> **Listing**
============

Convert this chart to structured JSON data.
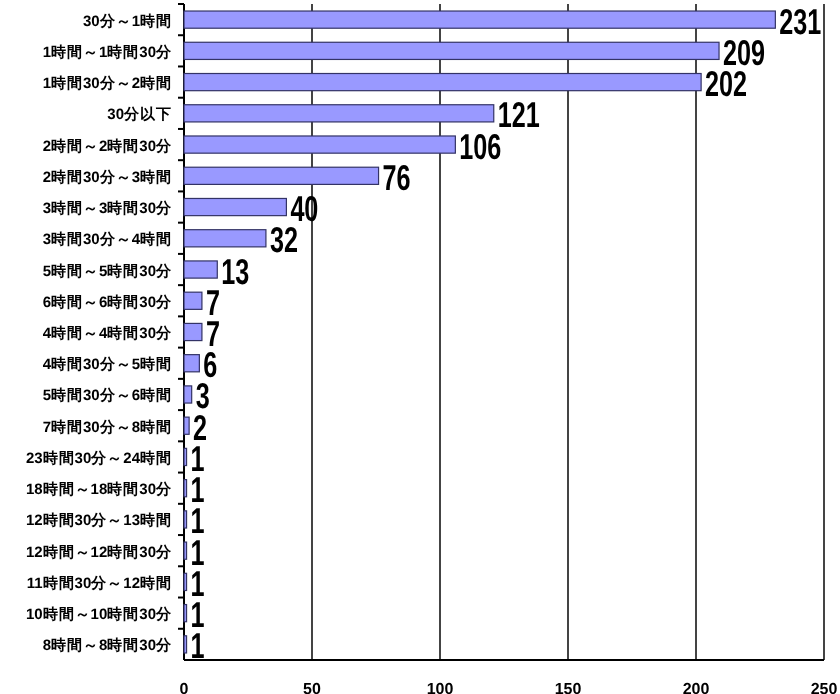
{
  "chart_data": {
    "type": "bar",
    "orientation": "horizontal",
    "categories": [
      "30分～1時間",
      "1時間～1時間30分",
      "1時間30分～2時間",
      "30分以下",
      "2時間～2時間30分",
      "2時間30分～3時間",
      "3時間～3時間30分",
      "3時間30分～4時間",
      "5時間～5時間30分",
      "6時間～6時間30分",
      "4時間～4時間30分",
      "4時間30分～5時間",
      "5時間30分～6時間",
      "7時間30分～8時間",
      "23時間30分～24時間",
      "18時間～18時間30分",
      "12時間30分～13時間",
      "12時間～12時間30分",
      "11時間30分～12時間",
      "10時間～10時間30分",
      "8時間～8時間30分"
    ],
    "values": [
      231,
      209,
      202,
      121,
      106,
      76,
      40,
      32,
      13,
      7,
      7,
      6,
      3,
      2,
      1,
      1,
      1,
      1,
      1,
      1,
      1
    ],
    "color": "#9999ff",
    "xlim": [
      0,
      250
    ],
    "xticks": [
      0,
      50,
      100,
      150,
      200,
      250
    ],
    "grid": "x",
    "data_labels": true
  }
}
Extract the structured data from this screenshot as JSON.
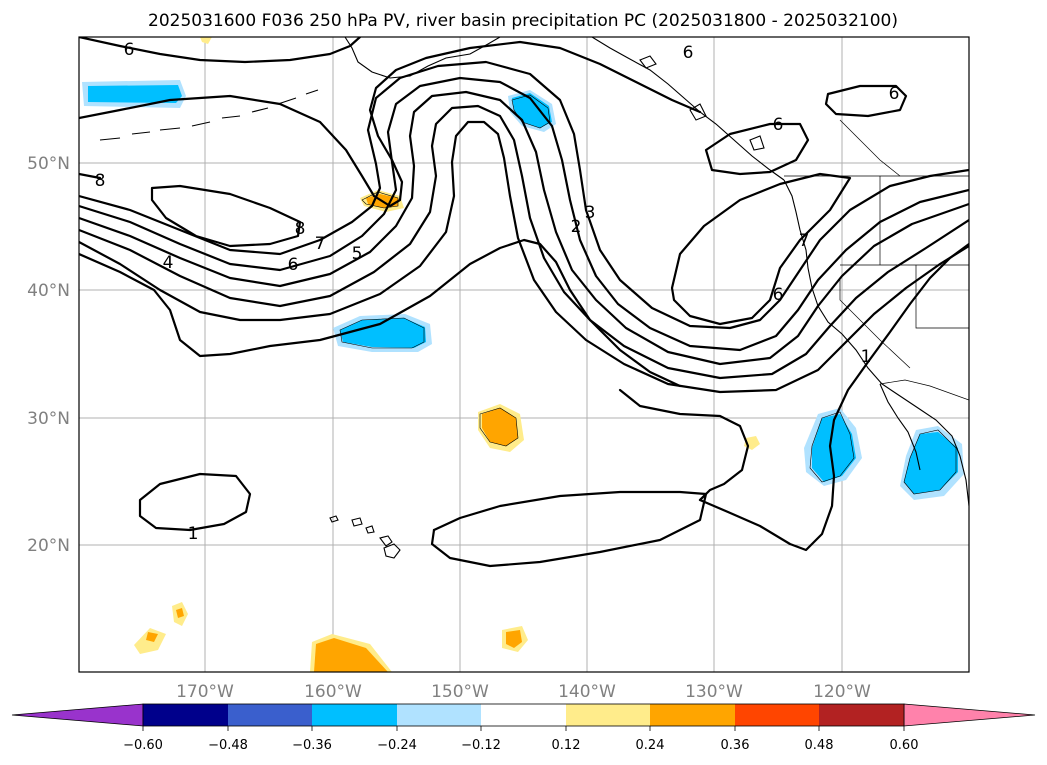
{
  "title": "2025031600 F036 250 hPa PV, river basin precipitation PC (2025031800 - 2025032100)",
  "map": {
    "lon_range": [
      -180,
      -110
    ],
    "lat_range": [
      10,
      60
    ],
    "lon_ticks": [
      "170°W",
      "160°W",
      "150°W",
      "140°W",
      "130°W",
      "120°W"
    ],
    "lat_ticks": [
      "50°N",
      "40°N",
      "30°N",
      "20°N"
    ],
    "grid": true
  },
  "contour_labels": [
    "6",
    "6",
    "6",
    "6",
    "8",
    "8",
    "7",
    "6",
    "5",
    "4",
    "3",
    "2",
    "7",
    "6",
    "1",
    "1"
  ],
  "colorbar": {
    "ticks": [
      "−0.60",
      "−0.48",
      "−0.36",
      "−0.24",
      "−0.12",
      "0.12",
      "0.24",
      "0.36",
      "0.48",
      "0.60"
    ],
    "colors": [
      "#9933cc",
      "#00008b",
      "#3a5fcd",
      "#00bfff",
      "#b0e2ff",
      "#ffffff",
      "#ffec8b",
      "#ffa500",
      "#ff4500",
      "#b22222",
      "#ff82ab"
    ],
    "extend": "both"
  },
  "colors": {
    "neg_strong": "#00bfff",
    "neg_weak": "#b0e2ff",
    "pos_weak": "#ffec8b",
    "pos_strong": "#ffa500"
  }
}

============

> **The exercise**
Copy out every line of the listing that contains the string "JSON".

> **Worked solution**
Convert this chart to structured JSON data.
Extract the structured data from this screenshot as JSON.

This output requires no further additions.